▶ **Problem to work on**
Only lines holding the word "this" should be copied from the material.

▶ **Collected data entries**
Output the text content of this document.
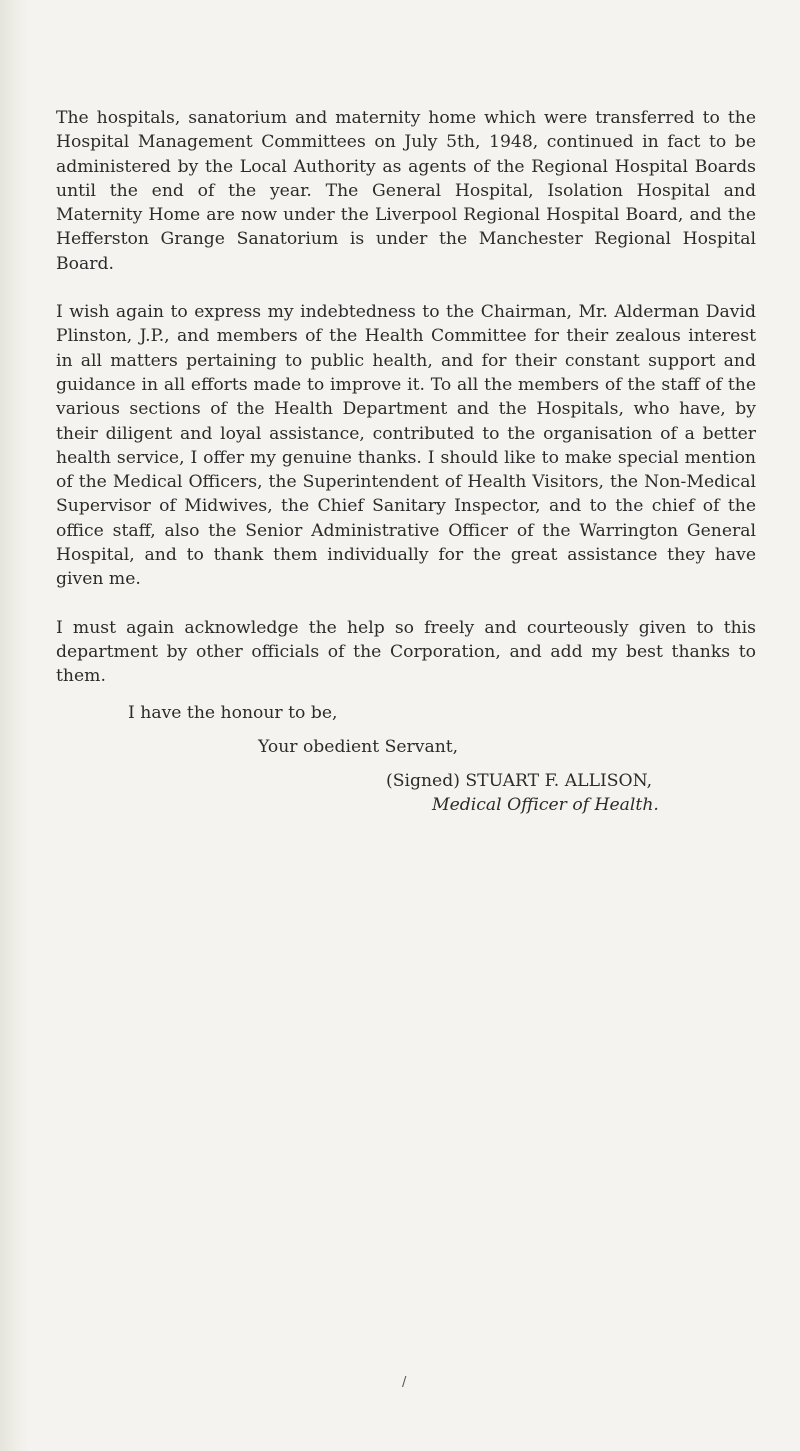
The hospitals, sanatorium and maternity home which were transferred to the Hospital Management Committees on July 5th, 1948, continued in fact to be administered by the Local Authority as agents of the Regional Hospital Boards until the end of the year. The General Hospital, Isolation Hospital and Maternity Home are now under the Liverpool Regional Hospital Board, and the Hefferston Grange Sanatorium is under the Manchester Regional Hospital Board.

I wish again to express my indebtedness to the Chairman, Mr. Alderman David Plinston, J.P., and members of the Health Committee for their zealous interest in all matters pertaining to public health, and for their constant support and guidance in all efforts made to improve it. To all the members of the staff of the various sections of the Health Department and the Hospitals, who have, by their diligent and loyal assistance, contributed to the organisation of a better health service, I offer my genuine thanks. I should like to make special mention of the Medical Officers, the Superintendent of Health Visitors, the Non-Medical Supervisor of Midwives, the Chief Sanitary Inspector, and to the chief of the office staff, also the Senior Administrative Officer of the Warrington General Hospital, and to thank them individually for the great assistance they have given me.

I must again acknowledge the help so freely and courteously given to this department by other officials of the Corporation, and add my best thanks to them.

I have the honour to be,
Your obedient Servant,
(Signed) STUART F. ALLISON,
Medical Officer of Health.
/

▶ **Expected answer**
Output the text content of this document.
I must again acknowledge the help so freely and courteously given to this department by other officials of the Corporation, and add my best thanks to them.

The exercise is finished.